Count every line that holds the string "price", and report the number alone.

--- Begin Data to process ---

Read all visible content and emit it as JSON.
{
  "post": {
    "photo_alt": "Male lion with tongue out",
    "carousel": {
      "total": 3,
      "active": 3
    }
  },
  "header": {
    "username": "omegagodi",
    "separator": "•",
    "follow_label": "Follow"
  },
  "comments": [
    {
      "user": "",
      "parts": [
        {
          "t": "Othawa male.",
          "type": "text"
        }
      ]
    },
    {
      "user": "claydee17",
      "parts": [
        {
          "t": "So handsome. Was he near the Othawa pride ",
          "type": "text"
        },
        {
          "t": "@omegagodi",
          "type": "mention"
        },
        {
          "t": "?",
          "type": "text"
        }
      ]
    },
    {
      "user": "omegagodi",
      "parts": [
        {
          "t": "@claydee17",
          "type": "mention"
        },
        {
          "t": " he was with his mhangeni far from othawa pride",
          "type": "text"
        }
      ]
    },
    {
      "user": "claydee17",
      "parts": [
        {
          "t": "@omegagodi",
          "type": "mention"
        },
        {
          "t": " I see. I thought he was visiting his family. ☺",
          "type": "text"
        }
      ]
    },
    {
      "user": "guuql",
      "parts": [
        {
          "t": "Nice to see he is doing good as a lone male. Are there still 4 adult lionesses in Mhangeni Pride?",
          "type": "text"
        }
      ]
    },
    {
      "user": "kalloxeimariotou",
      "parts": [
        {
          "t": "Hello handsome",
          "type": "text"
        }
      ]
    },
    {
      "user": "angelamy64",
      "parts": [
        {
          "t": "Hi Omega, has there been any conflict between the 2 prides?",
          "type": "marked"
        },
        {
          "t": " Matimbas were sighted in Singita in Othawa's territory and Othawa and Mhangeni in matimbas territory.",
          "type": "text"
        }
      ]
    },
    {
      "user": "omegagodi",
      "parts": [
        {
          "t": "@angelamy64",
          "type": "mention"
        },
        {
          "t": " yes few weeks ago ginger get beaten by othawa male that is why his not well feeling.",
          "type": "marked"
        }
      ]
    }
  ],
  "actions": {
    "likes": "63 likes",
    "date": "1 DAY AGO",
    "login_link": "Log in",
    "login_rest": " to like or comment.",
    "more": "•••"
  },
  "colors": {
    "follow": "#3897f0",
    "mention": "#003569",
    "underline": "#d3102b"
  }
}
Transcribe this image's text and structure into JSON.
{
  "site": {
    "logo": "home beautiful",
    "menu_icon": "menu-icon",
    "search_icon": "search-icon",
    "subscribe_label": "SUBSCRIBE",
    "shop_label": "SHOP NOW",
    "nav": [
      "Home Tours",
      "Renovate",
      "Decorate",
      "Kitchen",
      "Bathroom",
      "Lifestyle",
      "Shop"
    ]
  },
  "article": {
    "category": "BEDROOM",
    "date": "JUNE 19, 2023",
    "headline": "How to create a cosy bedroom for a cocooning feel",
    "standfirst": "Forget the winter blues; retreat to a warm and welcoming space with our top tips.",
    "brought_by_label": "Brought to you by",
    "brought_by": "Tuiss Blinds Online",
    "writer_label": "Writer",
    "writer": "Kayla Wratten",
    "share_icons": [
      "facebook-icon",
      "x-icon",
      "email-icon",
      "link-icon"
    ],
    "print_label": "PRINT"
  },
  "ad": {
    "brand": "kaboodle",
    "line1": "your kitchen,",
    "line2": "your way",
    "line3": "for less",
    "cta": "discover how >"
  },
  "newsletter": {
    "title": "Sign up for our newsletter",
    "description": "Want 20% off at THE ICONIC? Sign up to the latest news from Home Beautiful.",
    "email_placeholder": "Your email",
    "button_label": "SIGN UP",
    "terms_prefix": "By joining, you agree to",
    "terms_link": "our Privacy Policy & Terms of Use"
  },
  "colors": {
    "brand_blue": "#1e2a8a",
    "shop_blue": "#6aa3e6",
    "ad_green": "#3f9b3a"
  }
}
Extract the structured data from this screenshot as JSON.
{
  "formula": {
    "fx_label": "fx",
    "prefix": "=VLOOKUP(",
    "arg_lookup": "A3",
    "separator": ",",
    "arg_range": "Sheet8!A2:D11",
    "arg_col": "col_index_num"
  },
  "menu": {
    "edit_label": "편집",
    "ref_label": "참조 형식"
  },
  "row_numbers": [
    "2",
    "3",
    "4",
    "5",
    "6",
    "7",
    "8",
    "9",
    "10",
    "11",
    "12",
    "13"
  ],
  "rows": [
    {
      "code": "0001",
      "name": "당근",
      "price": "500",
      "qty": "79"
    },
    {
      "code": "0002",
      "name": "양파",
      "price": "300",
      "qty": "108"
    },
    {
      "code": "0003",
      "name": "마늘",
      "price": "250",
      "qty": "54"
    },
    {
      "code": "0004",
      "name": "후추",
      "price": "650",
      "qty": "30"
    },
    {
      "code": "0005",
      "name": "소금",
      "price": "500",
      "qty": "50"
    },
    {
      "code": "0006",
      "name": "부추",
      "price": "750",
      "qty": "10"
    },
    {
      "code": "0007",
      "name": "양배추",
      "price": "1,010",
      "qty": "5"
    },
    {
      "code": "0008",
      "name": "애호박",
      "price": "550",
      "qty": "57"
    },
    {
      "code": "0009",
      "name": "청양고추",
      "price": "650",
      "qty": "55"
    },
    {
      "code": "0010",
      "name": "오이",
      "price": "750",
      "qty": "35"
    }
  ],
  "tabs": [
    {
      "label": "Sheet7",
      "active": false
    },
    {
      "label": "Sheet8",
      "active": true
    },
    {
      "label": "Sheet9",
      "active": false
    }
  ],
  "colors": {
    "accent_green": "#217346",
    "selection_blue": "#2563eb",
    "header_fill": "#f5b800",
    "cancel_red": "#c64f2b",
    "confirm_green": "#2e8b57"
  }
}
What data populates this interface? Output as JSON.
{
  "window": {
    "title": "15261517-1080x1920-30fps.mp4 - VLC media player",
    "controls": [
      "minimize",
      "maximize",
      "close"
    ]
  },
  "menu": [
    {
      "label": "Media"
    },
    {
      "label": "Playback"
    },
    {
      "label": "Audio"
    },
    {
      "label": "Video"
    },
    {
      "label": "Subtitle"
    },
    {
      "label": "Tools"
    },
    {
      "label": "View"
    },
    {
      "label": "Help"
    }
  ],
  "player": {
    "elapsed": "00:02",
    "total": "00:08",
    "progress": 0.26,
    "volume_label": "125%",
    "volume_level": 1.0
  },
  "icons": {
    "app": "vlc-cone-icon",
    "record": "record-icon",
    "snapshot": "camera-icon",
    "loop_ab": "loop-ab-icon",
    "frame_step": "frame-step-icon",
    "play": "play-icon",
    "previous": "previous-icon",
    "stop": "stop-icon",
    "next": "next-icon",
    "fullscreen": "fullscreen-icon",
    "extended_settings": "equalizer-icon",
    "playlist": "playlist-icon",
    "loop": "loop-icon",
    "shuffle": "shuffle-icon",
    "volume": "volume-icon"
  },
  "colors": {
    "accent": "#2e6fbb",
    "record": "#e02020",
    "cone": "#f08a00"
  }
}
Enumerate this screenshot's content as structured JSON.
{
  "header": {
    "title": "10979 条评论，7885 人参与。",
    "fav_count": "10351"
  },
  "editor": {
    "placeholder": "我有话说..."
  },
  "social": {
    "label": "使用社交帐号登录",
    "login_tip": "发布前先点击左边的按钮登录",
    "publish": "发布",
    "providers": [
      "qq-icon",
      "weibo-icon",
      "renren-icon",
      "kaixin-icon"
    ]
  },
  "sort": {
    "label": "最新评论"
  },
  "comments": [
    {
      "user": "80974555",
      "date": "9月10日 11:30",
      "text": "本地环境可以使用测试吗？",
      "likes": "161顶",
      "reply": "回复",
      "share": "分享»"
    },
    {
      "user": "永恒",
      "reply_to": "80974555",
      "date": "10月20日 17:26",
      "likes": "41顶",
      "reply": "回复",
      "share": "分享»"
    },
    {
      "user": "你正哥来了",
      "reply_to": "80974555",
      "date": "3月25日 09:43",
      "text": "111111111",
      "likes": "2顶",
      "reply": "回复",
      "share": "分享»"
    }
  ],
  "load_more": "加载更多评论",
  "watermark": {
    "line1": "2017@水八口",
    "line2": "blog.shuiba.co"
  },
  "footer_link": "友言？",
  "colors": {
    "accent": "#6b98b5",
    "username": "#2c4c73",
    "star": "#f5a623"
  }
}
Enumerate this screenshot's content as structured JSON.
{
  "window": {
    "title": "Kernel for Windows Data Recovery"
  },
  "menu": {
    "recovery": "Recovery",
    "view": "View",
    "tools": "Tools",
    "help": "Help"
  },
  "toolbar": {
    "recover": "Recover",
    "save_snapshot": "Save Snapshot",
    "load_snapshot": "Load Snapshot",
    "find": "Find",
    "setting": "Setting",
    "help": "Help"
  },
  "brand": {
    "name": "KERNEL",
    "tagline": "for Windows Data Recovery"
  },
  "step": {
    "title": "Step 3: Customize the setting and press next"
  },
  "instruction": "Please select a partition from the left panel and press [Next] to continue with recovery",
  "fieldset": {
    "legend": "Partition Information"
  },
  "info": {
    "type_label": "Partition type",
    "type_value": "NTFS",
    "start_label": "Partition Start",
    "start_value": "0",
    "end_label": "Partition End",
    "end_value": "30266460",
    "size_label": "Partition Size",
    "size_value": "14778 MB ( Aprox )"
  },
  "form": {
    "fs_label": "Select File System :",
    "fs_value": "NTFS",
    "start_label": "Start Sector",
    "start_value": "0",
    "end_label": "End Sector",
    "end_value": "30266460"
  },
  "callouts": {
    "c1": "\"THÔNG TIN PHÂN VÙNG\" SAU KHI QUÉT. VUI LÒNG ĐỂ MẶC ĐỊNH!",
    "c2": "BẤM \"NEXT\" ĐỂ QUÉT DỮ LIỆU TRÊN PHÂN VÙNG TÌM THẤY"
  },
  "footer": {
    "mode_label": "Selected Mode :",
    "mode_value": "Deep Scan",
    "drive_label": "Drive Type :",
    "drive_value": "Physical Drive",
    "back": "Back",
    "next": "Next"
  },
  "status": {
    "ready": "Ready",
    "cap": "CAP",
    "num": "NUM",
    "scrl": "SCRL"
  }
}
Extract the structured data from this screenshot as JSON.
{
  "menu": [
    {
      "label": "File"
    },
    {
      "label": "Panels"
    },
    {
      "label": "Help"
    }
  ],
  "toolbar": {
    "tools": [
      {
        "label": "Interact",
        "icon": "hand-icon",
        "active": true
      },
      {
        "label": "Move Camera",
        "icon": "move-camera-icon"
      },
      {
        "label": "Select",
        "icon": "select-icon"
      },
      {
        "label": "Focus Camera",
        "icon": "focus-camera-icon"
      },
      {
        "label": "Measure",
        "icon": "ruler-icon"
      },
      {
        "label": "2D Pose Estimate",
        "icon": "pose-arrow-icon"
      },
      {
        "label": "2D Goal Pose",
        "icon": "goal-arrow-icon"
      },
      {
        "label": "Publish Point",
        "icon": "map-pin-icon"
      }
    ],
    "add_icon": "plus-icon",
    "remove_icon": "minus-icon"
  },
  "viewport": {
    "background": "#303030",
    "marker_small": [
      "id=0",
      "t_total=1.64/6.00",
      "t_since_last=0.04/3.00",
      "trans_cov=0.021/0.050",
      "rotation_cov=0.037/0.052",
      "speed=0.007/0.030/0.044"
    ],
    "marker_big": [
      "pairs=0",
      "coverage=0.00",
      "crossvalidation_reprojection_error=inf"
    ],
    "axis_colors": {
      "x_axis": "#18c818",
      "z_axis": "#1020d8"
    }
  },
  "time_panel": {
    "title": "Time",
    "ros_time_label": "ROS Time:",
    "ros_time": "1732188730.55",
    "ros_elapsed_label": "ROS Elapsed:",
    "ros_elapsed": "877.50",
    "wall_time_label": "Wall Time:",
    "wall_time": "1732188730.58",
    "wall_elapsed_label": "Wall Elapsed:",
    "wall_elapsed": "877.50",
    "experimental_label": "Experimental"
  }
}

--- End Data to process ---

* _Output for this exercise_: 10